-- Start Source records --

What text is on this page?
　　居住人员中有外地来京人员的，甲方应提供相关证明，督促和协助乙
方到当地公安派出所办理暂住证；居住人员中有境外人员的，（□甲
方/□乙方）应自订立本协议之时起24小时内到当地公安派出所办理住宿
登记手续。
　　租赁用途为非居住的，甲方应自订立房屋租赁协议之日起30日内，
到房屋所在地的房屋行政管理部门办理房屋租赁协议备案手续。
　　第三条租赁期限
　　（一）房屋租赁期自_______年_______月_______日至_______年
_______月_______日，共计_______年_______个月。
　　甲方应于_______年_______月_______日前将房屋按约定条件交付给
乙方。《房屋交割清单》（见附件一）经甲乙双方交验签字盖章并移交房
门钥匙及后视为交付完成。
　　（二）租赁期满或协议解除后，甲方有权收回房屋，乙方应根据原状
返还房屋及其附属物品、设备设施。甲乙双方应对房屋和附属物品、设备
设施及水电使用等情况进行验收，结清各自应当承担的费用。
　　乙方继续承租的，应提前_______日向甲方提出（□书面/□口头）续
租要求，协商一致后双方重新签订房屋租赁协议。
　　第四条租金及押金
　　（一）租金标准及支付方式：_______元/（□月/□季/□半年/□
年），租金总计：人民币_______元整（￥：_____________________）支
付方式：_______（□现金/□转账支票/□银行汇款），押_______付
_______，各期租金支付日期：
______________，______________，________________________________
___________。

-- End Source records --
-- Start Source records --

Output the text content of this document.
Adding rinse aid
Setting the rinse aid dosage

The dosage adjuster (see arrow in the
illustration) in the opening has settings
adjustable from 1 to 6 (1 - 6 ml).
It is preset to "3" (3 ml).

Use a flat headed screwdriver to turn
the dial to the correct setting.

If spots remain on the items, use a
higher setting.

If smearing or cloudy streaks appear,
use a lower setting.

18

-- End Source records --

**Prompt:**
Go through the material and copy out every line with "this" in it.

**Exercise result:**
What text is on this page?
Output the text content of this document.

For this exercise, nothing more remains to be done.